Exercise details:
Extract each line bearing the word "Advice".

Input records:
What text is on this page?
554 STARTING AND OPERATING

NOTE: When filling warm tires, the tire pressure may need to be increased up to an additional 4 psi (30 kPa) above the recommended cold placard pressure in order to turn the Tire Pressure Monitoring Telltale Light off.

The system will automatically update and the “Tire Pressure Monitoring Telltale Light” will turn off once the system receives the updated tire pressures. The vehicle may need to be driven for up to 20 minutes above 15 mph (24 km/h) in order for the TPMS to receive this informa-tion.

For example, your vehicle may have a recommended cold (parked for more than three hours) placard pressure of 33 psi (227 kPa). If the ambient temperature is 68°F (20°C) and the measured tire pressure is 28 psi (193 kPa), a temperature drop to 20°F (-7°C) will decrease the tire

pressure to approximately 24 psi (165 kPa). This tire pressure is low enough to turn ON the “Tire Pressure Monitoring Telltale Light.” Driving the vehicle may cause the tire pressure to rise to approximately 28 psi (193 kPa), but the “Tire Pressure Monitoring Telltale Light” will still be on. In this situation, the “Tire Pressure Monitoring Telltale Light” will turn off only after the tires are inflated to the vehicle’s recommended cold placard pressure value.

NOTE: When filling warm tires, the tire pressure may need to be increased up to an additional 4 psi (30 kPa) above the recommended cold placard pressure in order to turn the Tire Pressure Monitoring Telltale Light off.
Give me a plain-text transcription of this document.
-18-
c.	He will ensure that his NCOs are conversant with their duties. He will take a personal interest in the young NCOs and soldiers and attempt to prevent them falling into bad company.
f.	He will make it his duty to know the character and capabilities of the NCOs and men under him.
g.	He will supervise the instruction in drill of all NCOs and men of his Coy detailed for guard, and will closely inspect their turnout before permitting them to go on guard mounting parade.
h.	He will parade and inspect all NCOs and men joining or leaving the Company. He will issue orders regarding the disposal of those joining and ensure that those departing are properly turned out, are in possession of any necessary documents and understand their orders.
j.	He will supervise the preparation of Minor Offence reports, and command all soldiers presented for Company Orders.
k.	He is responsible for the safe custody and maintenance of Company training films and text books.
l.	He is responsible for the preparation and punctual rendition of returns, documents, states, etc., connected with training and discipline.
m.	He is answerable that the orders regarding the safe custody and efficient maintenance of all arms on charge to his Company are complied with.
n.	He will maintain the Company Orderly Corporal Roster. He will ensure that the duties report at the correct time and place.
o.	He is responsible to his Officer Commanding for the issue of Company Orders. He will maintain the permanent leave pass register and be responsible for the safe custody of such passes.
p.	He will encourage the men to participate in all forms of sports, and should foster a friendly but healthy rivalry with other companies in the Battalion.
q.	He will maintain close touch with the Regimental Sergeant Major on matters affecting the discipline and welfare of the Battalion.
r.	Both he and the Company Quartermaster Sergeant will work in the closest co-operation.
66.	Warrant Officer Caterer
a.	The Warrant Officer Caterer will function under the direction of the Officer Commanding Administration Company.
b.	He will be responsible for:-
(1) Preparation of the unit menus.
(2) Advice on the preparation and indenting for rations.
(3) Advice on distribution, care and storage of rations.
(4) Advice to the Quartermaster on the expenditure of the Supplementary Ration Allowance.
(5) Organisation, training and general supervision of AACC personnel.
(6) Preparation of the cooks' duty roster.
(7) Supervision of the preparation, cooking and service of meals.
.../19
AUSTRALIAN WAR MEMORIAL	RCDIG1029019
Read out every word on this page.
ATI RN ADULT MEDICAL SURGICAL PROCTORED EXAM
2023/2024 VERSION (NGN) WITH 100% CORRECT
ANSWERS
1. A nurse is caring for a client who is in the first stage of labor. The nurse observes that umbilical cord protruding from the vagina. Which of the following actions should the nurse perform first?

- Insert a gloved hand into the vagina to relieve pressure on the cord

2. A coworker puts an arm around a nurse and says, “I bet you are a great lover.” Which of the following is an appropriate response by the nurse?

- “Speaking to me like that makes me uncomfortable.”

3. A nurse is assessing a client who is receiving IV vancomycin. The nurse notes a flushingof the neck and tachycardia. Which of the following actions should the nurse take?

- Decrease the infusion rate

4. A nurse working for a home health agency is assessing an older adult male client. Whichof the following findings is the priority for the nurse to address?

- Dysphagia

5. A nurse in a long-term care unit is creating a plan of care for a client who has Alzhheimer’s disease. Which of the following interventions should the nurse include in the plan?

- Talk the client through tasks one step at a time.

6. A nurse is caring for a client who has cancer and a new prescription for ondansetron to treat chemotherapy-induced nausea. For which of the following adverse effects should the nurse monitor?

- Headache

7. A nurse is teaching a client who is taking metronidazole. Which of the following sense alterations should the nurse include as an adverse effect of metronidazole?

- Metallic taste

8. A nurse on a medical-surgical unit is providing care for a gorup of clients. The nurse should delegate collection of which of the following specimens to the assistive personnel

Exercise result:
(2) Advice on the preparation and indenting for rations.
(3) Advice on distribution, care and storage of rations.
(4) Advice to the Quartermaster on the expenditure of the Supplementary Ration Allowance.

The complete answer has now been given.